= THINGS TO DO =
1 – Answer these questions from the book review excerpt:
(a) Who designed the book?
(b) Whose full-page art illustrates the text?
(c) Which character is described as someone who keeps reinventing herself over time?
2 – Duplicate the passage of the book review excerpt between "On top of all" and "his luckless characters.", inclusive.
3 – Finish out the next part of the book review excerpt, starting after its final line.

= DOCUMENT SEGMENT =
------------

On top of all that, the book design is striking. It's a collectible artifact designed by Chip Kidd. Diecut holes in a thick board cover reveal the title printed on the page underneath. The text is illustrated with full-page art by Seth. It's an inspired match. Seth's portraits have a double edge -- cartoonish, yet sombre -- that works perfectly with Rakoff's campy style and his luckless characters.
Here's a sample from one of the sections about Susan/Sloan/Shulamit, who keeps reinventing herself over time:
A maximal, turbo-charged, top-drawer milieu --
Appealed to a moneyed crowd of locals who
Insisted on only the toppest of drawers,
Weddings befitting of Louis Quatorze.

------------

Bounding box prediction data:

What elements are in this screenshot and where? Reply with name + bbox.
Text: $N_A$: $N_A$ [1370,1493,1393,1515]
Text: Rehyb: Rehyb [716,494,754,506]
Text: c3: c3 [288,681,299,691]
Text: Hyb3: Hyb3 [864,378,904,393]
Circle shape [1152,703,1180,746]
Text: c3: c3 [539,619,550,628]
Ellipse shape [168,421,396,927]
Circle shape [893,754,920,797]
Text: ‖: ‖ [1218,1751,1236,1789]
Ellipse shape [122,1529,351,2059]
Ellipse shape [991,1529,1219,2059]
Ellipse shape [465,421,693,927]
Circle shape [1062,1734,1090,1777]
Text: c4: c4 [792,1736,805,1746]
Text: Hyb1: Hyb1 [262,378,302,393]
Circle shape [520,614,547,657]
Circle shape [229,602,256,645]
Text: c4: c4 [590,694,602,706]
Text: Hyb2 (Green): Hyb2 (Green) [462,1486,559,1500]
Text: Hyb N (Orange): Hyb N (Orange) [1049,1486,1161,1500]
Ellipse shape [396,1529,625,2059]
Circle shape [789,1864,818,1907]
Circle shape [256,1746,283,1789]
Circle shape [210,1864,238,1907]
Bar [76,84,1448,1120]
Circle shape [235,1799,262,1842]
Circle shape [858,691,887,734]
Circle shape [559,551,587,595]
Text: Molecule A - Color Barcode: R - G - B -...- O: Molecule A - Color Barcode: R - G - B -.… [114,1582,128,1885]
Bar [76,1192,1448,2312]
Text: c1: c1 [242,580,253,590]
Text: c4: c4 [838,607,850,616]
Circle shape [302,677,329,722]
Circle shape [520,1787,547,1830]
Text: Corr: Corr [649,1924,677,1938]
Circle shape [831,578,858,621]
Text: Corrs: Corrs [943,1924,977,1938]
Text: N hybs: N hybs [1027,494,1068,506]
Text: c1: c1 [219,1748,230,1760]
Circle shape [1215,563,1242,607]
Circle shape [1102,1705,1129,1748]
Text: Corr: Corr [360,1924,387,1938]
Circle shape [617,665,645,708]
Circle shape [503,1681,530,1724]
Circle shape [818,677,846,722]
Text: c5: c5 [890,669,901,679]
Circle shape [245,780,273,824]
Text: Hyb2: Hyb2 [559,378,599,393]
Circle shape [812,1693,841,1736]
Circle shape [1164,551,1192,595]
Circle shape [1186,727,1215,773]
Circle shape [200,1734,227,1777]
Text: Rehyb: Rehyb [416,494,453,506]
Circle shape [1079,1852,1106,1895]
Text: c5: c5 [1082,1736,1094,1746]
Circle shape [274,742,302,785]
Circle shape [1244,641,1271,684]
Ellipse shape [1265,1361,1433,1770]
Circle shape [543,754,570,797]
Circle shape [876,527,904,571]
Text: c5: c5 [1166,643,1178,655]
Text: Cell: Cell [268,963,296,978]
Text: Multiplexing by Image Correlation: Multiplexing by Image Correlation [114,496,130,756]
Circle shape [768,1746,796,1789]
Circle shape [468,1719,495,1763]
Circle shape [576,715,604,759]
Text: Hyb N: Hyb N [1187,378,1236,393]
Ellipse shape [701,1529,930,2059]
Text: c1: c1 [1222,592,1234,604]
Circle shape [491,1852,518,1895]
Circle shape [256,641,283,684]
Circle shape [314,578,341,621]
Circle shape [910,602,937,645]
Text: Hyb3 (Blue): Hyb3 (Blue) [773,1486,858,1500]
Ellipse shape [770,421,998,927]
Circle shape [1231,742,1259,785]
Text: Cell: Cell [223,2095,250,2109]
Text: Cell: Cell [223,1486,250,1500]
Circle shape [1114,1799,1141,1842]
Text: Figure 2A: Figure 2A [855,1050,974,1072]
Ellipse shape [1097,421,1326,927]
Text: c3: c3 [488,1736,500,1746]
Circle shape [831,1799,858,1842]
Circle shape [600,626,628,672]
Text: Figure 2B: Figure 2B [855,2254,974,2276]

------------

= ANSWERS BY ITEM NUMBER =
1 –
(a) Chip Kidd
(b) Seth
(c) Susan/Sloan/Shulamit

2 –
On top of all that, the book design is striking. It's a collectible artifact designed by Chip Kidd. Diecut holes in a thick board cover reveal the title printed on the page underneath. The text is illustrated with full-page art by Seth. It's an inspired match. Seth's portraits have a double edge -- cartoonish, yet sombre -- that works perfectly with Rakoff's campy style and his luckless characters.

3 –
Clifford is also followed across the years, from childhood through to his death on the vanguard of the AIDS epidemic. Knowing that Rakoff was dying of cancer when he wrote this book added poignancy as I read his words:
A new fierce attachment to all of this world
Now pierced him, it stabbed like a deity-hurled
Lightning bolt lancing him, sent from above,
Left him giddy and tearful. It felt like young love.
LDMDCP was published posthumously. (I reviewed Half Empty when Rakoff died last year.) Rakoff was a warm and funny writer and I am sad that he is gone.
Readalikes: The Wild Party (Joseph Moncure March and Art Spiegelman); George Sprott (Seth); Building Stories (Chris Ware); and maybe Tales of the City (Armistead Maupin) as well.